[Direction] Tally the lines with the word "Procedimento" and report the number alone.

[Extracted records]
_ _ _ _ _

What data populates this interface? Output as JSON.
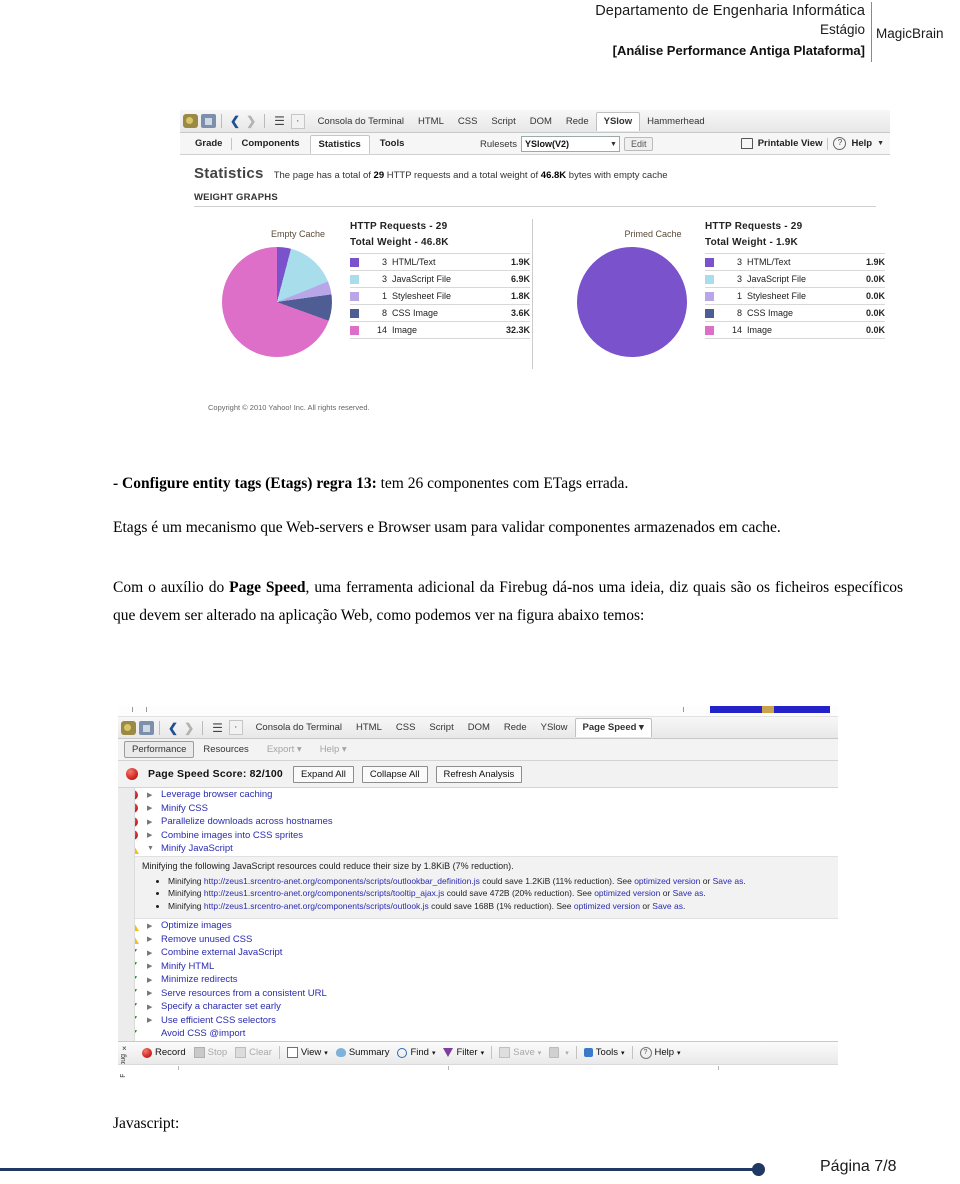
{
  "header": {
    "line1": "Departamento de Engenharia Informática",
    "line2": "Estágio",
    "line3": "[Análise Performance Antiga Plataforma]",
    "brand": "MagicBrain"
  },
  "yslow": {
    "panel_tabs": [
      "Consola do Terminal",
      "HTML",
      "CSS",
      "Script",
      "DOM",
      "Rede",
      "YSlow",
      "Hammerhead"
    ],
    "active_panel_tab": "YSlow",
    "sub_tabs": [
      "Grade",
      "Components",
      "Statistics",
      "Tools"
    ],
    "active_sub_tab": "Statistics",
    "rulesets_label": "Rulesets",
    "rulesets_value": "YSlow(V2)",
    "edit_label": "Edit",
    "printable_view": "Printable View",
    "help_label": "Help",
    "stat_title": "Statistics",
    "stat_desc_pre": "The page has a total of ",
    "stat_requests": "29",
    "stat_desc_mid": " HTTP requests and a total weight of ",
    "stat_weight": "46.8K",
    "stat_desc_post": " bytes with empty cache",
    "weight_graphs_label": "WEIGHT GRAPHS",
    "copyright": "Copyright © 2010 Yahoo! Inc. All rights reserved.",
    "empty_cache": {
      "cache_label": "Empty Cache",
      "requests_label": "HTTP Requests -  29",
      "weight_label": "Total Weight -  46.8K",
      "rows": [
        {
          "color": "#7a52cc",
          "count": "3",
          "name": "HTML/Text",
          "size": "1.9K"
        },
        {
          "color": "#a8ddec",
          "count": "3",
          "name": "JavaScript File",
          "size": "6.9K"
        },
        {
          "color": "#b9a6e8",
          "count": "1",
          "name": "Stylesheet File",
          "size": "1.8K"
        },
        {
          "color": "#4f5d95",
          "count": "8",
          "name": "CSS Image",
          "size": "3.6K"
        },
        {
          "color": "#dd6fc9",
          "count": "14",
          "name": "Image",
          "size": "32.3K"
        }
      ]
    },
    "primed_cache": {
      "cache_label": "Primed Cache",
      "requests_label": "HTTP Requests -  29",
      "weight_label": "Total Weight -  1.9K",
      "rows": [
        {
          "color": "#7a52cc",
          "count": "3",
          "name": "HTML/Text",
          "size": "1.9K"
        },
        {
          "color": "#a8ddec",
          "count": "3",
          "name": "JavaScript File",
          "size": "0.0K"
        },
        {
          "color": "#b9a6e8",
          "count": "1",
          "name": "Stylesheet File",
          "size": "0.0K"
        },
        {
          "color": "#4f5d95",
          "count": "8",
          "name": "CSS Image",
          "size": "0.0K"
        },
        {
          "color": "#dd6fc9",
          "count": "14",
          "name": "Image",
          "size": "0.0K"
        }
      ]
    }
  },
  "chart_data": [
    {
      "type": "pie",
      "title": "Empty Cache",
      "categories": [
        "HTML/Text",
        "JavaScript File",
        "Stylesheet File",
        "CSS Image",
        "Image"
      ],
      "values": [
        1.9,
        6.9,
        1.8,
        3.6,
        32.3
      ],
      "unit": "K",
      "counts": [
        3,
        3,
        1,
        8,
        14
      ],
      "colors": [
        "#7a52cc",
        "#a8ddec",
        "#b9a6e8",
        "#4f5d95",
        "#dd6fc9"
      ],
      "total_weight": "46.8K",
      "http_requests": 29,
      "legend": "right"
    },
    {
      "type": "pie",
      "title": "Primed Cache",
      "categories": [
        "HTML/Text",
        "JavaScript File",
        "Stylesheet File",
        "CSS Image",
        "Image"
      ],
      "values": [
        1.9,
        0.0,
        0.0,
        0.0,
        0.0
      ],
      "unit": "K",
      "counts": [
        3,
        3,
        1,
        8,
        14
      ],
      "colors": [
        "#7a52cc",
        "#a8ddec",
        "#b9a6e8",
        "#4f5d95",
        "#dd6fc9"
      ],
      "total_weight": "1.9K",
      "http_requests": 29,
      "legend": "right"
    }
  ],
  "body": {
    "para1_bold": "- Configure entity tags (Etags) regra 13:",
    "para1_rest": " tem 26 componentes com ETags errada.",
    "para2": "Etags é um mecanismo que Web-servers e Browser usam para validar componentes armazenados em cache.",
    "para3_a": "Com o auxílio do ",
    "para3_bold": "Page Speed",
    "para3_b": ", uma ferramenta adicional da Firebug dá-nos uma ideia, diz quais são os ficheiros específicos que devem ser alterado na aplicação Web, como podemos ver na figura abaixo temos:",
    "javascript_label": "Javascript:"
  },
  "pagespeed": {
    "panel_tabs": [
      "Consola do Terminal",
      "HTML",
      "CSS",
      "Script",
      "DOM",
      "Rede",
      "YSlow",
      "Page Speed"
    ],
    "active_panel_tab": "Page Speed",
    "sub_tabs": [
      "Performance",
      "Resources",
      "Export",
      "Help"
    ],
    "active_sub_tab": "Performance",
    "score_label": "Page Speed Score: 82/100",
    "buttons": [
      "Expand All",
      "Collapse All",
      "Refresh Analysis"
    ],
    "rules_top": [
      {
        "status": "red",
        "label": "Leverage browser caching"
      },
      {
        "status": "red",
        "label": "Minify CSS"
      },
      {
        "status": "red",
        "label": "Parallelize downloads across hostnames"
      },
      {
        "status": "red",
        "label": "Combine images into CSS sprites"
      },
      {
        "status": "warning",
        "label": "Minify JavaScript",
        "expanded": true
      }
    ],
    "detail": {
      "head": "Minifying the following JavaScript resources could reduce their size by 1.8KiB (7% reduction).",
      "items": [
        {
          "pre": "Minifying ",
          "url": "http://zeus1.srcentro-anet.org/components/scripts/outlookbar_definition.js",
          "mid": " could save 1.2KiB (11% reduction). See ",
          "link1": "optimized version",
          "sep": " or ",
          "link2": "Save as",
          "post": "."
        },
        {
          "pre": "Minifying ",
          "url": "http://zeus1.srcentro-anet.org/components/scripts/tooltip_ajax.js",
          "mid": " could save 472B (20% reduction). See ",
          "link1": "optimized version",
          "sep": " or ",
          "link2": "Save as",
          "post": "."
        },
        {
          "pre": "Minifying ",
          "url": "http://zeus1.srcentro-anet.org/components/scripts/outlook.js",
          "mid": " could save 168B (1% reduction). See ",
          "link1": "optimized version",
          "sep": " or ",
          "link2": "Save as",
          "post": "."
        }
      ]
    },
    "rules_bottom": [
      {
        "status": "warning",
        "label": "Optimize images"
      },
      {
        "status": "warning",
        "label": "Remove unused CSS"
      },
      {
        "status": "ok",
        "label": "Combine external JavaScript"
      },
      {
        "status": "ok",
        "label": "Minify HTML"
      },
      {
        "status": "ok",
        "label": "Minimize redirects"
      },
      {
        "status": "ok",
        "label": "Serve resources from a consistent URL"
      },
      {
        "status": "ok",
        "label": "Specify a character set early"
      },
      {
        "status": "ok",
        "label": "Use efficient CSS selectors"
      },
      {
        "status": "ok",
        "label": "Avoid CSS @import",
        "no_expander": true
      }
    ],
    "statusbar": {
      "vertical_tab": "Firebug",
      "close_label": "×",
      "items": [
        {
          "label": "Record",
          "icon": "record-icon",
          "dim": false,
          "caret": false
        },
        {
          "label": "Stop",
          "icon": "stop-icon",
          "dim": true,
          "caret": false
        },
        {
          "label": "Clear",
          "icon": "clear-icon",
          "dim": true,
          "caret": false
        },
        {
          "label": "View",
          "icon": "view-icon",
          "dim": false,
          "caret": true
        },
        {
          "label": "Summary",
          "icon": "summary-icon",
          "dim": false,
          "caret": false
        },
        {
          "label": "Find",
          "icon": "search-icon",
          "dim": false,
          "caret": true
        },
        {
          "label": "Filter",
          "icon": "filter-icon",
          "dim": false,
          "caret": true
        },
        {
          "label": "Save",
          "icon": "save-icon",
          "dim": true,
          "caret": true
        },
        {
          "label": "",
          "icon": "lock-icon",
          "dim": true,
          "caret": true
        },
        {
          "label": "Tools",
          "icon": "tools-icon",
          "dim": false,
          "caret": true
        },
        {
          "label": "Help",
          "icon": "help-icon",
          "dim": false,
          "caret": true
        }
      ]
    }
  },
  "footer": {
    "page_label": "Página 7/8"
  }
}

_ _ _ _ _

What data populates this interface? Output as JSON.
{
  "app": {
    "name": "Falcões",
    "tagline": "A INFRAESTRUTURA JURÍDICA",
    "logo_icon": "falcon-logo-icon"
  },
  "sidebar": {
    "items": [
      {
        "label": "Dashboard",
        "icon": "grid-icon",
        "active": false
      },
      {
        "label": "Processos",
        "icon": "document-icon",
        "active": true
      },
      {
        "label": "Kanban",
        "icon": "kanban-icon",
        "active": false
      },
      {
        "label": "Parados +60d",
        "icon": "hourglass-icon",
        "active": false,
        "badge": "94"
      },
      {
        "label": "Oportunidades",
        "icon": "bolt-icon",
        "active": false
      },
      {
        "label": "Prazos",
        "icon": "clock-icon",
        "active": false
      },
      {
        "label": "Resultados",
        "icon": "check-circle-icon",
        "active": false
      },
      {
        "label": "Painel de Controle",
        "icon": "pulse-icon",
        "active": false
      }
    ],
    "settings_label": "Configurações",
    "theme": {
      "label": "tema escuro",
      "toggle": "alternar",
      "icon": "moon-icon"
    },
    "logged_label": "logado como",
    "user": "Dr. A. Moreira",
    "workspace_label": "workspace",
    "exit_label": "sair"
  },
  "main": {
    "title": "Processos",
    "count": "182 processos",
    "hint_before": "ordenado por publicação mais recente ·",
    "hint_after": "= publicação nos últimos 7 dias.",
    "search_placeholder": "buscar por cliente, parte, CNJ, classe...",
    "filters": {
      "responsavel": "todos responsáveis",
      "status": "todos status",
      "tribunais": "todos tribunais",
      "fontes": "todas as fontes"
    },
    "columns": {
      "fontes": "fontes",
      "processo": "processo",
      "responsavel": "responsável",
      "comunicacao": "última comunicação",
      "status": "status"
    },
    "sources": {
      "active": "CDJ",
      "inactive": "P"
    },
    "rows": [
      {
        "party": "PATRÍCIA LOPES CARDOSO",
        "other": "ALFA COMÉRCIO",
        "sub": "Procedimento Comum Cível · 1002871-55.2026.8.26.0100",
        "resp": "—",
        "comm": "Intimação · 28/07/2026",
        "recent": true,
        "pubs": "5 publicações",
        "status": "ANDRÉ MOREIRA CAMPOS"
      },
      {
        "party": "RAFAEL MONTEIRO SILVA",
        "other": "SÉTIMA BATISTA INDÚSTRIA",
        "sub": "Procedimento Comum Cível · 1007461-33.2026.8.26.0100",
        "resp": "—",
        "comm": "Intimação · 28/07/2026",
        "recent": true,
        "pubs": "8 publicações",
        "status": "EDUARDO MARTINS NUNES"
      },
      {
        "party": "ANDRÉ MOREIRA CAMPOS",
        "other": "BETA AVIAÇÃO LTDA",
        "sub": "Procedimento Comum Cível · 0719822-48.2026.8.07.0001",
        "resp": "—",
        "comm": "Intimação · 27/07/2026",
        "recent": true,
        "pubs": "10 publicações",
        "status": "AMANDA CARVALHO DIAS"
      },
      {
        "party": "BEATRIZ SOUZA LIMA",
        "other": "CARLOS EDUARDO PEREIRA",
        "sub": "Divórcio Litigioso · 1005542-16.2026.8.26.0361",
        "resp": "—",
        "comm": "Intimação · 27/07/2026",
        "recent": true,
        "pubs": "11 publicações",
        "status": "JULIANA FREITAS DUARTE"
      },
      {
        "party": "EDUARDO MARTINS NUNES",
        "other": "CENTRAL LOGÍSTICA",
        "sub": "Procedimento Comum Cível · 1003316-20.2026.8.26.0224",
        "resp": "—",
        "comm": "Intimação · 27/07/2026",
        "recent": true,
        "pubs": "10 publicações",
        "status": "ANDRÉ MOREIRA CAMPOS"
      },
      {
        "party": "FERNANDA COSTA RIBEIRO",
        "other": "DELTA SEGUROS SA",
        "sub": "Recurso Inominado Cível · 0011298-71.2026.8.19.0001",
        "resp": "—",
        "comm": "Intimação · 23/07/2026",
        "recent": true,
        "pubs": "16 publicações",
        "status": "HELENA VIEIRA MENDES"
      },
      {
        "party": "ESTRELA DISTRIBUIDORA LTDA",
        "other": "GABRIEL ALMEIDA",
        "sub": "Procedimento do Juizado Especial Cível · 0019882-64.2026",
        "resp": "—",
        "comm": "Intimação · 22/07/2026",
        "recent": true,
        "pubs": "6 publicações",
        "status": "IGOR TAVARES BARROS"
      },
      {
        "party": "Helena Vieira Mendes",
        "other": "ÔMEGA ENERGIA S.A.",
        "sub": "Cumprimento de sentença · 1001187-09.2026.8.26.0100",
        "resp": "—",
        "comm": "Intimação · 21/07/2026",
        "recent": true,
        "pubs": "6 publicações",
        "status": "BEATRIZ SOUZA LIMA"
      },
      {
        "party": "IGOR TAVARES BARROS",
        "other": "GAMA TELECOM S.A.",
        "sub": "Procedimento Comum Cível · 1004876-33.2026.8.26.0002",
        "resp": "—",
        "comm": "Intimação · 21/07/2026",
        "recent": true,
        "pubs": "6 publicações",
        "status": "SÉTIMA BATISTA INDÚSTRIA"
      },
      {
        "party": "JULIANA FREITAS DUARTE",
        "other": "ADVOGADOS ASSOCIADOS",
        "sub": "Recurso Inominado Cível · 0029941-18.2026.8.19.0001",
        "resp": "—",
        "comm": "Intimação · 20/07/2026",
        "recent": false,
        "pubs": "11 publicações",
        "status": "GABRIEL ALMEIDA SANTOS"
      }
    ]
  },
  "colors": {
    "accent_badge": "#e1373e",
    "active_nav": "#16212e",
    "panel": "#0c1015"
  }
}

_ _ _ _ _

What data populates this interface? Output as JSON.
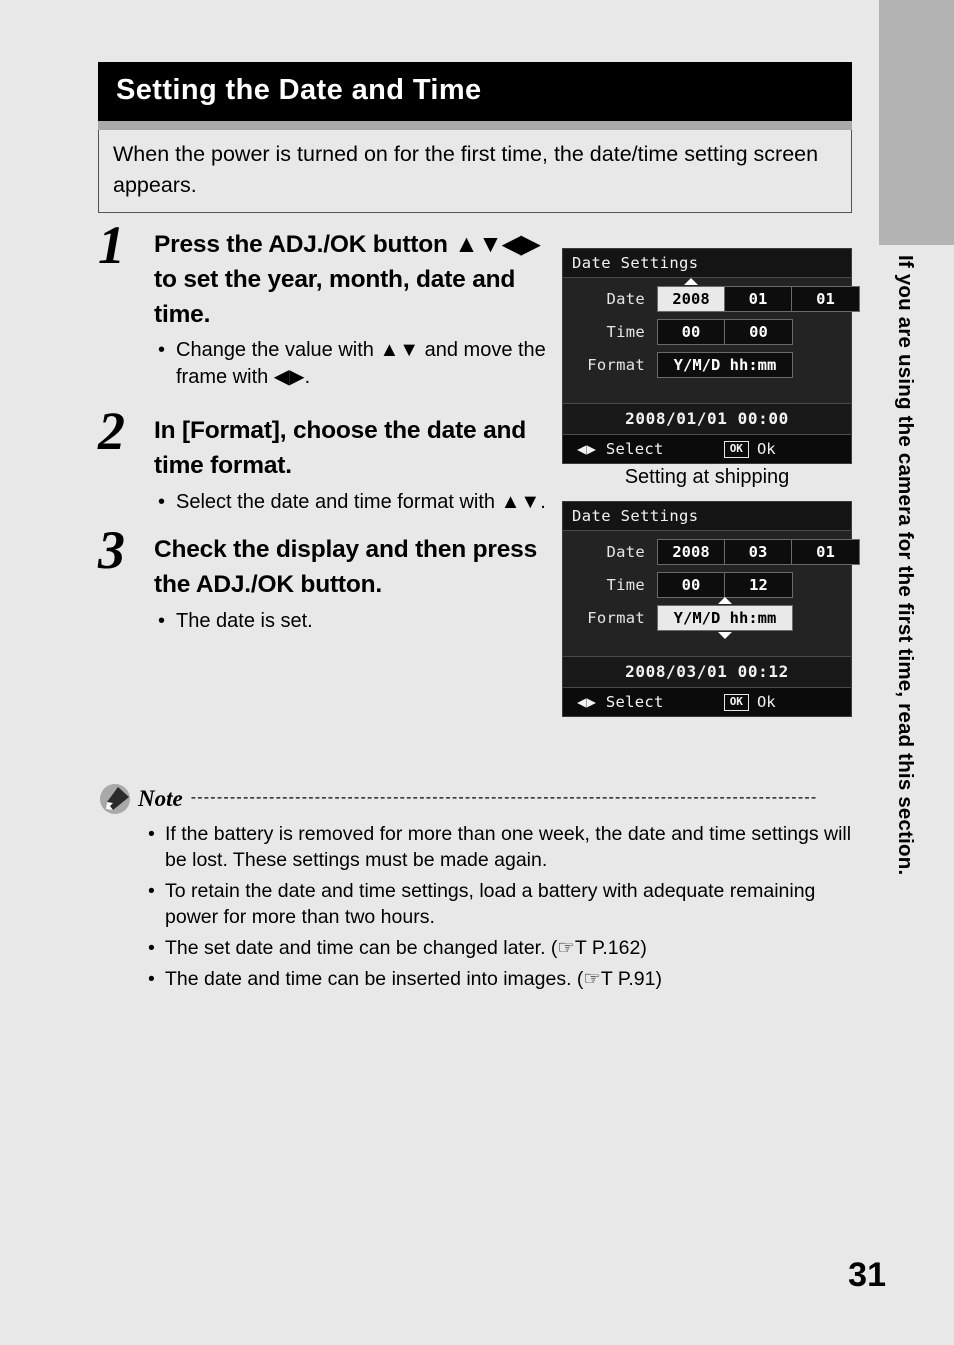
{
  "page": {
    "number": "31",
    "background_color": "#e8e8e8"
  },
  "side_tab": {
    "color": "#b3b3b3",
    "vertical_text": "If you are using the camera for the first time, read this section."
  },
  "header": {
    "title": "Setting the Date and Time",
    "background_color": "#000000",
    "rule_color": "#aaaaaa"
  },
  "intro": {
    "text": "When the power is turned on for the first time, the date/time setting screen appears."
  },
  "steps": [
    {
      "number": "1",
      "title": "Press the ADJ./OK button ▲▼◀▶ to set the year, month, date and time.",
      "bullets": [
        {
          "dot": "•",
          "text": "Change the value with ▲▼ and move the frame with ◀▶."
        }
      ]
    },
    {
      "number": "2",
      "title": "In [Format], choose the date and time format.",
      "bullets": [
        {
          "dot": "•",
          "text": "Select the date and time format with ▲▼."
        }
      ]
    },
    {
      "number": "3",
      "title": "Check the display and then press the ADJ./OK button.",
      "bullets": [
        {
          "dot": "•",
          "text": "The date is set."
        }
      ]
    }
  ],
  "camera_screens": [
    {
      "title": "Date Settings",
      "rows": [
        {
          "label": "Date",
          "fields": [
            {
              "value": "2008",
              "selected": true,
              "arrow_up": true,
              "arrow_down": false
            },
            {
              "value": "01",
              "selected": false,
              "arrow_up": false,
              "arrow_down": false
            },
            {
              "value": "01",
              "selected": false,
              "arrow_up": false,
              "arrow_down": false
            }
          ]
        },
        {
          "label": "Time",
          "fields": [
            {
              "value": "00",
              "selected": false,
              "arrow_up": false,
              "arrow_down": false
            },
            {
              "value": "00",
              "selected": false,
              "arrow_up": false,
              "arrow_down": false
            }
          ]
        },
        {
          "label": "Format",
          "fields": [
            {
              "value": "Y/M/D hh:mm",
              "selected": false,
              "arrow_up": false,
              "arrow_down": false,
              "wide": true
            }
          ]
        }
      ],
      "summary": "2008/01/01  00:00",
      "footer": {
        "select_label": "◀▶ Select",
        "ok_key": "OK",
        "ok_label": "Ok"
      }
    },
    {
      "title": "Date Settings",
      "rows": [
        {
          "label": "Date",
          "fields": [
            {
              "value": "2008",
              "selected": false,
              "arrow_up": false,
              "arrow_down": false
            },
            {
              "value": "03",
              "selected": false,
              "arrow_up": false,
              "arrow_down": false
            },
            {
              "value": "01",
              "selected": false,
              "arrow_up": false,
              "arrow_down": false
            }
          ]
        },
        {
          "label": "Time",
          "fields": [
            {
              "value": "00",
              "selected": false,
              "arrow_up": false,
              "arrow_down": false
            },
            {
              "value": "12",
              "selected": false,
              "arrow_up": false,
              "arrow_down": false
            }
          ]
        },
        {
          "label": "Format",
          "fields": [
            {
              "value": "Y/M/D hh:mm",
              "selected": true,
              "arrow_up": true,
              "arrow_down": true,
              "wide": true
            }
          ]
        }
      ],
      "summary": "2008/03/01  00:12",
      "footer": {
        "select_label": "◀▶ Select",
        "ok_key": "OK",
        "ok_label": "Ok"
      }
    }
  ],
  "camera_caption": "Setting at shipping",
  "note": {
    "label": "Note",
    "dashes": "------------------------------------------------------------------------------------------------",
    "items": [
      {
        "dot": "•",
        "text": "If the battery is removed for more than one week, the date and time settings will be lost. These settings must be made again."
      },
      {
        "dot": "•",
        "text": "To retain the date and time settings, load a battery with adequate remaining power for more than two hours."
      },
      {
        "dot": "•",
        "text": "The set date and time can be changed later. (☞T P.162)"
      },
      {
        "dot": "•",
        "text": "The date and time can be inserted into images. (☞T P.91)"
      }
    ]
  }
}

_ _ _ _ _

[Answer to this problem] 6